-------- Records for this exercise --------

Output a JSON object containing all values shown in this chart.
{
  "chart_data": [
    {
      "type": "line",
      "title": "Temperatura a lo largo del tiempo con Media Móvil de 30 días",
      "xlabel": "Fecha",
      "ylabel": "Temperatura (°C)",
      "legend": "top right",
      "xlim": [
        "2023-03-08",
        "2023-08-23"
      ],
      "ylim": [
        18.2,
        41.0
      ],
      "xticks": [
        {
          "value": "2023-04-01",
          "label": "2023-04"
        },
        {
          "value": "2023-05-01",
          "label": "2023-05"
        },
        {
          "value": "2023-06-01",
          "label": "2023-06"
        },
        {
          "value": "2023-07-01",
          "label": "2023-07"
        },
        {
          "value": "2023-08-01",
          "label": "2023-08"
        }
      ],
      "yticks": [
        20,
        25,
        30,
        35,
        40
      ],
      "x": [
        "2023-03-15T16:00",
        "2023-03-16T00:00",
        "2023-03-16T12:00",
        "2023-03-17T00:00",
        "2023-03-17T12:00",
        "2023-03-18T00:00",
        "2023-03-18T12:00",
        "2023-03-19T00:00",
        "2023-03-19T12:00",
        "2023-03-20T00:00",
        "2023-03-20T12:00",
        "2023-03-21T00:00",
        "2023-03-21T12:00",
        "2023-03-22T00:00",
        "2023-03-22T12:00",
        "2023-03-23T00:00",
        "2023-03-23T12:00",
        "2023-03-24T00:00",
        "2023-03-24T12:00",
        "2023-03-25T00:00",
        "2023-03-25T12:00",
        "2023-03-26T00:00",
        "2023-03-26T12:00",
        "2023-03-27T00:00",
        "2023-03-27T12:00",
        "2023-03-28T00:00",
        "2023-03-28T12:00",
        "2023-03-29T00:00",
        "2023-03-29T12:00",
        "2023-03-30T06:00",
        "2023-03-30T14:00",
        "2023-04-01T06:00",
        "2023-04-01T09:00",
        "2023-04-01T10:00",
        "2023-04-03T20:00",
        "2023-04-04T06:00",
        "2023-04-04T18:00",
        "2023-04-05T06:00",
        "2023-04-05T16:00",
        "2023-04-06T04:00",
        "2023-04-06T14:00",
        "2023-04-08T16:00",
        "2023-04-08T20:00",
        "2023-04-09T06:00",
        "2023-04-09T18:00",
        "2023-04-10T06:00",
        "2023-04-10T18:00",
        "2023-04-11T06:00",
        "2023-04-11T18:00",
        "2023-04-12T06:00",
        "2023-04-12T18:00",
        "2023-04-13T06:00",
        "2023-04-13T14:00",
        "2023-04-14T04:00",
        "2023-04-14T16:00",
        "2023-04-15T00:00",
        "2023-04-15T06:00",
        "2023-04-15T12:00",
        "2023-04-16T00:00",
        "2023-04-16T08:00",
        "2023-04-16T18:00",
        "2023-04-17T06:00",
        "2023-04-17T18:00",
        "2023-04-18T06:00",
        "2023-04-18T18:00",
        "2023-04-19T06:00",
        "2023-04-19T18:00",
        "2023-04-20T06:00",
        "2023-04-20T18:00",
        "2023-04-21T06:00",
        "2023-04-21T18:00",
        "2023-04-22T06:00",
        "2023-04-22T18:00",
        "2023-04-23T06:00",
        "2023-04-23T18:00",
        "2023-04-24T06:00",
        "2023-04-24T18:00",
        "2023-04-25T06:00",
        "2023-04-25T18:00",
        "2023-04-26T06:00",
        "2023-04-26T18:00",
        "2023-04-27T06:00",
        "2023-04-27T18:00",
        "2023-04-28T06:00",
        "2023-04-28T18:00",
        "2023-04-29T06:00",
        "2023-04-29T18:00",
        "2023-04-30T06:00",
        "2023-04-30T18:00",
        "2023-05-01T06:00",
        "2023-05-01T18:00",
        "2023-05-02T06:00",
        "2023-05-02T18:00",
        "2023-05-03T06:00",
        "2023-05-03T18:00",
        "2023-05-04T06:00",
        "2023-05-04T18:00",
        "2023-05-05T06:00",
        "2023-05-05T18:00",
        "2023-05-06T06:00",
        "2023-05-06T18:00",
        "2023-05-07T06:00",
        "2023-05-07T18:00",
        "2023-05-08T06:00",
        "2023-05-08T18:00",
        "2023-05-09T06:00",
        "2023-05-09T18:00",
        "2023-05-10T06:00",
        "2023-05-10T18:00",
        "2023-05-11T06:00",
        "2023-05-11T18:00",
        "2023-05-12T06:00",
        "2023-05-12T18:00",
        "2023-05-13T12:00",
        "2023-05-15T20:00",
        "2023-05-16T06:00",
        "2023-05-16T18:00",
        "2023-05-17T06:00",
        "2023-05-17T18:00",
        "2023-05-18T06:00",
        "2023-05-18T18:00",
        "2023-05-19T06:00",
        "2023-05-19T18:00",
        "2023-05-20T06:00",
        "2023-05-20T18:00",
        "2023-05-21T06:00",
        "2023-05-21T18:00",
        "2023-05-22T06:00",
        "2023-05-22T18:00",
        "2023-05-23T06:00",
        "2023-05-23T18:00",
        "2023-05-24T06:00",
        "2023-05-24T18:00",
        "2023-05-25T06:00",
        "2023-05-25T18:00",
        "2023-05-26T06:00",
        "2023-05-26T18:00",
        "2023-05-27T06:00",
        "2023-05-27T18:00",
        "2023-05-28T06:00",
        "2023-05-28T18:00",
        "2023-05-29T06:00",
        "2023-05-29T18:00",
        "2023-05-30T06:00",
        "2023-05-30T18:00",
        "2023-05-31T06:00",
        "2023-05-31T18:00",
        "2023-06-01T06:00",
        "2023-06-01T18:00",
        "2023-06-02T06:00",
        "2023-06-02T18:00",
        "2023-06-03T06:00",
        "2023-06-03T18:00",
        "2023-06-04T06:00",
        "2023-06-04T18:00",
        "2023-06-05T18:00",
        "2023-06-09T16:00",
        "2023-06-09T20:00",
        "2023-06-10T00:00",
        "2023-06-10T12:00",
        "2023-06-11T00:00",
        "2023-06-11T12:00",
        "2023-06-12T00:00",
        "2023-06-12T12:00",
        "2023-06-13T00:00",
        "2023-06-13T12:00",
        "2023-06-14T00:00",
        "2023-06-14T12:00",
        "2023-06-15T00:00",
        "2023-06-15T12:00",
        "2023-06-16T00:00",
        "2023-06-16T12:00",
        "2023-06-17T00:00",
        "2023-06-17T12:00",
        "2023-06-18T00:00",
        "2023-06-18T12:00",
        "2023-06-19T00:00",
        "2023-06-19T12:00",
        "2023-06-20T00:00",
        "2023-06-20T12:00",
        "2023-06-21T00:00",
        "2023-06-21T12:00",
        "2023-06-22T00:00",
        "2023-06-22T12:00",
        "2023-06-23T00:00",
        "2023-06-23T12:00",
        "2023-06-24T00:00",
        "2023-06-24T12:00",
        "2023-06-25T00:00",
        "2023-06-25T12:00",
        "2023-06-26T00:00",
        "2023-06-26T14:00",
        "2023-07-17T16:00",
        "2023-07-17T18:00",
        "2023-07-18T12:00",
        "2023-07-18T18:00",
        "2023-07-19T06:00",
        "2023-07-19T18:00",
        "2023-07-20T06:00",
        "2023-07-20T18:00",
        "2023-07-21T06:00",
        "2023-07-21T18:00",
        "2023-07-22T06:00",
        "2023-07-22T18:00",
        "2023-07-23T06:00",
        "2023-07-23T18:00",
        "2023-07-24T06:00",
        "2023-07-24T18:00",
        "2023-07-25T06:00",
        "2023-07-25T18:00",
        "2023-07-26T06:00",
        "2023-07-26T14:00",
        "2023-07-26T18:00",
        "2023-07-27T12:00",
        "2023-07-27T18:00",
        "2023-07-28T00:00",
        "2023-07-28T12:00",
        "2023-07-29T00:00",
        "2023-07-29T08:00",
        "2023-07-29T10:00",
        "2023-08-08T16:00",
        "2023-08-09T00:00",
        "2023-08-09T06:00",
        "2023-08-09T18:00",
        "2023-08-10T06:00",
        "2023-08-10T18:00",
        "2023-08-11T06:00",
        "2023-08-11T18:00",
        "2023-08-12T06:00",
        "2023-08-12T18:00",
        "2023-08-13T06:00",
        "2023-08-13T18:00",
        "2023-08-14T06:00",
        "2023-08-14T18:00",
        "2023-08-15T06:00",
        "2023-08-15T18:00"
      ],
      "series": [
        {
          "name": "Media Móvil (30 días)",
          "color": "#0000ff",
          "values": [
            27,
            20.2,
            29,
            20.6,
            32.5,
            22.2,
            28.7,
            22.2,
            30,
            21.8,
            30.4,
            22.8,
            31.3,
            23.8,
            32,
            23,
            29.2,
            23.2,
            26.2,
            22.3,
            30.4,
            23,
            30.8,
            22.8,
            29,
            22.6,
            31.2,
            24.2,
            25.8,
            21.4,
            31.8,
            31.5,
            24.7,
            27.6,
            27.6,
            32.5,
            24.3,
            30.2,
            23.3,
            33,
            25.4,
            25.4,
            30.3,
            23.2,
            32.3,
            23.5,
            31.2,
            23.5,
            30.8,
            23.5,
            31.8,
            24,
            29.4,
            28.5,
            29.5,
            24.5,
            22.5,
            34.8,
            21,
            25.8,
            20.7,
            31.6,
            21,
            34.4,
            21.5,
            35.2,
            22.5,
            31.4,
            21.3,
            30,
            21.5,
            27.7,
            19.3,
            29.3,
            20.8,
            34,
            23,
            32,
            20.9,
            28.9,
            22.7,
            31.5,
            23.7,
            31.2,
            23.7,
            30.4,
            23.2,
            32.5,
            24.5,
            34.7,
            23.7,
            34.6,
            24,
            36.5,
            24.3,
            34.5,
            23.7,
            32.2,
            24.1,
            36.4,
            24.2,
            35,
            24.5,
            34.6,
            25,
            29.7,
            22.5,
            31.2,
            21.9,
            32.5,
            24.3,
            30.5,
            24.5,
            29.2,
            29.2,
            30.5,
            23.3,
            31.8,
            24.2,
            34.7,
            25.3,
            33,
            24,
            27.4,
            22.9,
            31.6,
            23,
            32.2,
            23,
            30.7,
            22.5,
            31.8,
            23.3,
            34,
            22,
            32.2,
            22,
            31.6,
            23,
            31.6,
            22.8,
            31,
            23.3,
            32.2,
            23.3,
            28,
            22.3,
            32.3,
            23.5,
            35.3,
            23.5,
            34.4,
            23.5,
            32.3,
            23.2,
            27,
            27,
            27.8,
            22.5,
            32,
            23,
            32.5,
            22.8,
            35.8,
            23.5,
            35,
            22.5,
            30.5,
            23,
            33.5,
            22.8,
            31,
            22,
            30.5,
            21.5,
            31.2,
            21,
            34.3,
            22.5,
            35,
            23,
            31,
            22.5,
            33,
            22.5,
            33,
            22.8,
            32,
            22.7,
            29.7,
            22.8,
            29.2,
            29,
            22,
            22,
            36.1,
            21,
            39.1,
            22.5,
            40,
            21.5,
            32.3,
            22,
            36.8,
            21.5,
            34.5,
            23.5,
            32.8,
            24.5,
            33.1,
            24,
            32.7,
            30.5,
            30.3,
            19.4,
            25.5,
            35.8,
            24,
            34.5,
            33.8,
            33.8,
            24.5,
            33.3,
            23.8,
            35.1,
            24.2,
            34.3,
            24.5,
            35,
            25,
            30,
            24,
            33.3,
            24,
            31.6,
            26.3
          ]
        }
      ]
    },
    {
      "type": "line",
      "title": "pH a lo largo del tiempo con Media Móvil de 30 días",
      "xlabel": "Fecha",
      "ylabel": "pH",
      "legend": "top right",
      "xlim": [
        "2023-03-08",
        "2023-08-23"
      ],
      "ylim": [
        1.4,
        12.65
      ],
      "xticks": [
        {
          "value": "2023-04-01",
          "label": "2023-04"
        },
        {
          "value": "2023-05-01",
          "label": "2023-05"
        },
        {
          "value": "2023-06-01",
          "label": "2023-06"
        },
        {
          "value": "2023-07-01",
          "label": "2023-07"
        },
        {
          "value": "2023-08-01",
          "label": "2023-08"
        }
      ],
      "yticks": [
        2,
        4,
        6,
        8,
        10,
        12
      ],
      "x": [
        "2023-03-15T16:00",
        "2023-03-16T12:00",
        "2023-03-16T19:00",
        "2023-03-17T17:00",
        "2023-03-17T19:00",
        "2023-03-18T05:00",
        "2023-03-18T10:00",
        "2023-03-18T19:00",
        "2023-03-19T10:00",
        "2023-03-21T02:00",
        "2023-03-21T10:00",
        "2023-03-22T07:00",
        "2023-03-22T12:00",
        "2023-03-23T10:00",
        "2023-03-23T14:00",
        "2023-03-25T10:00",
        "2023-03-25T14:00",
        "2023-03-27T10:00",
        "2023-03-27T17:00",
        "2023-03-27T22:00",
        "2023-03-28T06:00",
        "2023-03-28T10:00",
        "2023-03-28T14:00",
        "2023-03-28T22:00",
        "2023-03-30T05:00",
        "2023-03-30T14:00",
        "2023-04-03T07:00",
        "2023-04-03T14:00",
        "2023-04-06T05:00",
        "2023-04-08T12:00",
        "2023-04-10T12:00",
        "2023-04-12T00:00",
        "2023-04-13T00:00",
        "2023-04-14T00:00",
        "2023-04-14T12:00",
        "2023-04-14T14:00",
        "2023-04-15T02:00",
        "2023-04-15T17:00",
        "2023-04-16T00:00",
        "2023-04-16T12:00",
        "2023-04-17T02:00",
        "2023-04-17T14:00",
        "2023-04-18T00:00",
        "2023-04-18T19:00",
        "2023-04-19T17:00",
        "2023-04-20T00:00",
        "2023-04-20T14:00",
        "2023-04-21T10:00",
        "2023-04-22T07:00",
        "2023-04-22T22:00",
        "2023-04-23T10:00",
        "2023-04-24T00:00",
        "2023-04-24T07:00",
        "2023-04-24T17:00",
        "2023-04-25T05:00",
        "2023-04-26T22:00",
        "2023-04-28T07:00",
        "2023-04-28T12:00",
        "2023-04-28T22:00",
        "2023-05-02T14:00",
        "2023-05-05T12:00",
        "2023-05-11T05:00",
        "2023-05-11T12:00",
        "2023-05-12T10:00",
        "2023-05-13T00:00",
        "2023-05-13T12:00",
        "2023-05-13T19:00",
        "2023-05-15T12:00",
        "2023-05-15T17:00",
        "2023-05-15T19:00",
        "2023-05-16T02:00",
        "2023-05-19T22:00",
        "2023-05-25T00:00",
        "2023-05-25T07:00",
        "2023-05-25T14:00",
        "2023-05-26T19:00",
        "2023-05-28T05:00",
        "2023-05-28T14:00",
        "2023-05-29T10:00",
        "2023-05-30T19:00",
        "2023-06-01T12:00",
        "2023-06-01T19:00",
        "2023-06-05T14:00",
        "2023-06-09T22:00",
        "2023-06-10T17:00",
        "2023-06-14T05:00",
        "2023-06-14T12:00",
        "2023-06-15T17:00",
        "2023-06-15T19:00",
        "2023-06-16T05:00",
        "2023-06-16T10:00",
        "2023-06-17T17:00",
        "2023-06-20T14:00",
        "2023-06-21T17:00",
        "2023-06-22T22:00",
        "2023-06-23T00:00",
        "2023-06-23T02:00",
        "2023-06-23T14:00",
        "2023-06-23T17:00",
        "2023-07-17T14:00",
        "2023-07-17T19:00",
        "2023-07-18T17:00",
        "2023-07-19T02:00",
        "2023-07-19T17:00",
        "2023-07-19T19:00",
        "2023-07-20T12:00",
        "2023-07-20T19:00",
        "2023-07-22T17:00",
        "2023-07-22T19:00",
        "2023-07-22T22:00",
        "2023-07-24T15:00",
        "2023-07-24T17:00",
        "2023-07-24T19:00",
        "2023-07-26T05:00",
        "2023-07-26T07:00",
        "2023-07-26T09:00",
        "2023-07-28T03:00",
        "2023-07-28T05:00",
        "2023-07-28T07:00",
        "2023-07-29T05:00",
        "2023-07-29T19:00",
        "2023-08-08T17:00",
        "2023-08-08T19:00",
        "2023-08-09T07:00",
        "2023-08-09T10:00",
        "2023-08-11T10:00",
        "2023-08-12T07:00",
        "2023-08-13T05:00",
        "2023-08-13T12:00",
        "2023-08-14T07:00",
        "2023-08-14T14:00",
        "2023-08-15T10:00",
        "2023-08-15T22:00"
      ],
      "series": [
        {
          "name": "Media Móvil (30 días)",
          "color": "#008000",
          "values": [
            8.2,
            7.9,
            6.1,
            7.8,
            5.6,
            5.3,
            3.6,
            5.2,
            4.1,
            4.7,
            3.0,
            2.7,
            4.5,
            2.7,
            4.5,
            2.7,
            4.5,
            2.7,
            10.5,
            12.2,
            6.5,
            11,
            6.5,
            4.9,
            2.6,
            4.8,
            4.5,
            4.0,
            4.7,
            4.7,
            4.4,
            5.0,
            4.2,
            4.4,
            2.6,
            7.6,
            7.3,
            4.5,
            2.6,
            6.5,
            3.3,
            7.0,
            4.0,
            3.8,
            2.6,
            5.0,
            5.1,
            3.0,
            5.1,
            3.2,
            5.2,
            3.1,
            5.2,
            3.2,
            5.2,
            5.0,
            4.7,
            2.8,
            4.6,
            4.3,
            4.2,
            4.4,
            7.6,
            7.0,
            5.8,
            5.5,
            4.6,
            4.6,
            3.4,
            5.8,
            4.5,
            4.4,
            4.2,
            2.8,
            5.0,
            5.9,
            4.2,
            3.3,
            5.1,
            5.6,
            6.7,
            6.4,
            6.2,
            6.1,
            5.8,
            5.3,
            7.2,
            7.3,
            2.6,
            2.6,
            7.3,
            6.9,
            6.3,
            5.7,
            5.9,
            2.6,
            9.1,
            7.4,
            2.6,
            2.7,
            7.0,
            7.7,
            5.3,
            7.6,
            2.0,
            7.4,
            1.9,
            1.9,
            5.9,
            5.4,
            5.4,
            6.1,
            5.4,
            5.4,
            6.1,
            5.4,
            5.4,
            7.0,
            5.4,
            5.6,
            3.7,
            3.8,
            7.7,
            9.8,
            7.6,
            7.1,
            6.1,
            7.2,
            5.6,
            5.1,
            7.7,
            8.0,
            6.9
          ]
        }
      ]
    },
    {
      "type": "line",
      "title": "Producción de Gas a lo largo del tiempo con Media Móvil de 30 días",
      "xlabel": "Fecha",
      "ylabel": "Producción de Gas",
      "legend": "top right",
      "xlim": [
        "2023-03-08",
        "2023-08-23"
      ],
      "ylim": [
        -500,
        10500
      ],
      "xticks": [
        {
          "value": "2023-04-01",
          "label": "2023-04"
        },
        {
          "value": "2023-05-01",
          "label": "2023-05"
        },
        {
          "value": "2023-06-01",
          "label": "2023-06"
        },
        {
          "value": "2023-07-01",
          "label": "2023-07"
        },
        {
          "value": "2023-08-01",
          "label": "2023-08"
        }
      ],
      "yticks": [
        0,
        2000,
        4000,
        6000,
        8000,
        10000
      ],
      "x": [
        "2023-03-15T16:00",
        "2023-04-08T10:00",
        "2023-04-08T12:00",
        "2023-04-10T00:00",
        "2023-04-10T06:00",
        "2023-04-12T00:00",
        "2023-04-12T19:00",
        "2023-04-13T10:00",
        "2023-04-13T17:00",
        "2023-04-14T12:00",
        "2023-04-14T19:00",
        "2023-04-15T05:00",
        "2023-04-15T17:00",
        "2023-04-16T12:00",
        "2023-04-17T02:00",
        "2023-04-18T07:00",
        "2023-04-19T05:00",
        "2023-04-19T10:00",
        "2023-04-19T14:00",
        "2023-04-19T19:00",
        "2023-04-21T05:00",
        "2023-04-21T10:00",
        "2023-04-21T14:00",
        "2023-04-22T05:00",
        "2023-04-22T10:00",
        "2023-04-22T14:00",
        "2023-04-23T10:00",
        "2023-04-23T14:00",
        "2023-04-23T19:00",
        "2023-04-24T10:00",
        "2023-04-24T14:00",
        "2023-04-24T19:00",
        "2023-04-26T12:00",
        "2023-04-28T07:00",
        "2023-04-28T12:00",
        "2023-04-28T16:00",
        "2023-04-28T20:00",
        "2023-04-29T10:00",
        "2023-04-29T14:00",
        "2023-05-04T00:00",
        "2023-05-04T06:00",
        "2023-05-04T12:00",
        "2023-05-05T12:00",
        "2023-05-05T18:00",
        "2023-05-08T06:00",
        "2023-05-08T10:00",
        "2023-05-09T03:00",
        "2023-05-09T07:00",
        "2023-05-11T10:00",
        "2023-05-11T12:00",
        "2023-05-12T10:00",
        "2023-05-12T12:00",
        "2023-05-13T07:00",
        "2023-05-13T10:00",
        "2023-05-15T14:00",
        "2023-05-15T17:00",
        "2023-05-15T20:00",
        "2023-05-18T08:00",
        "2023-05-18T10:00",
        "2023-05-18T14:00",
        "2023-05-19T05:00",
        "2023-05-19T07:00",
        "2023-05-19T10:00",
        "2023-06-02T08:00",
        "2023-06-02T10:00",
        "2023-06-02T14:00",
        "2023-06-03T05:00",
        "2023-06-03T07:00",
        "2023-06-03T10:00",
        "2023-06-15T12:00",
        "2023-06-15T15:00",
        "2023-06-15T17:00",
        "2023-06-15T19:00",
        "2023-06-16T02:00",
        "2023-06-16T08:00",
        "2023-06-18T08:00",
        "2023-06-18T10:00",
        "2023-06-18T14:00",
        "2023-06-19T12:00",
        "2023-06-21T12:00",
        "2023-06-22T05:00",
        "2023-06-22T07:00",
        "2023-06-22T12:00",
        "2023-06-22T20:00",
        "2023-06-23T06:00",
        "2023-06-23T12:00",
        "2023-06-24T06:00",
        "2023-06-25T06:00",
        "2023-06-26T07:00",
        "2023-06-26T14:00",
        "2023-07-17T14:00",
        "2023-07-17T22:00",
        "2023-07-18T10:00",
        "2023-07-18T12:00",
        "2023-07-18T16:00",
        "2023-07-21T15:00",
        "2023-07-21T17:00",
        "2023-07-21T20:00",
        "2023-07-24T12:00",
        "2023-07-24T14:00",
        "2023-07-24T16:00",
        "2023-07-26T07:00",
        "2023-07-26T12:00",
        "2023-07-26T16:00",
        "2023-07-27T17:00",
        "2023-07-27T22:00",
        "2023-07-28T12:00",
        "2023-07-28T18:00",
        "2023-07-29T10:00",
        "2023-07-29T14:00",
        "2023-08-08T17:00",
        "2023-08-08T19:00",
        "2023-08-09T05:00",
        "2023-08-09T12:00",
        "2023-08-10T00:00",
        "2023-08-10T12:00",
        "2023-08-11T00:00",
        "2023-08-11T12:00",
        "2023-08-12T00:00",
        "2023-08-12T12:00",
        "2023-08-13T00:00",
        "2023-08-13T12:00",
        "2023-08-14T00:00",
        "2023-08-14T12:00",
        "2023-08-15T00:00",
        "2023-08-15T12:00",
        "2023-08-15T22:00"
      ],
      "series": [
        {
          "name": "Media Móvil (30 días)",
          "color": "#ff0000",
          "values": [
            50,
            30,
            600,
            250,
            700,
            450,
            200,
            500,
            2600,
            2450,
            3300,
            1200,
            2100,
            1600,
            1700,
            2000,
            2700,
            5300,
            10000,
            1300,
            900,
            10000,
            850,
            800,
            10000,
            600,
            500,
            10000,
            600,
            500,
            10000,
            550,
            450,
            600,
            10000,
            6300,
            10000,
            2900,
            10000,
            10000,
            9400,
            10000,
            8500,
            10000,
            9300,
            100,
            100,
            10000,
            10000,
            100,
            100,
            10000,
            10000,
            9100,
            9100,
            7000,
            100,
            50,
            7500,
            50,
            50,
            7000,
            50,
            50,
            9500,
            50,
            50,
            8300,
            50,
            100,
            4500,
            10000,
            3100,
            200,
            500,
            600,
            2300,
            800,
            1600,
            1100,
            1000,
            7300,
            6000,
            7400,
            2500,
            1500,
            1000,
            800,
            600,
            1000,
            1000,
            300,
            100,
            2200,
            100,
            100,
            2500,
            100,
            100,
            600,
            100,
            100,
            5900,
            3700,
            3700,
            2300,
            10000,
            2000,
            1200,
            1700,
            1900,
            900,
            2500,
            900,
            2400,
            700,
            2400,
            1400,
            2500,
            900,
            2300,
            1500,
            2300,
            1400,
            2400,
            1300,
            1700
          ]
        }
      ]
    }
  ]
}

--------

### Written task
Copy each line that holds the word "title".

### Complete output
      "title": "Temperatura a lo largo del tiempo con Media Móvil de 30 días",
      "title": "pH a lo largo del tiempo con Media Móvil de 30 días",
      "title": "Producción de Gas a lo largo del tiempo con Media Móvil de 30 días",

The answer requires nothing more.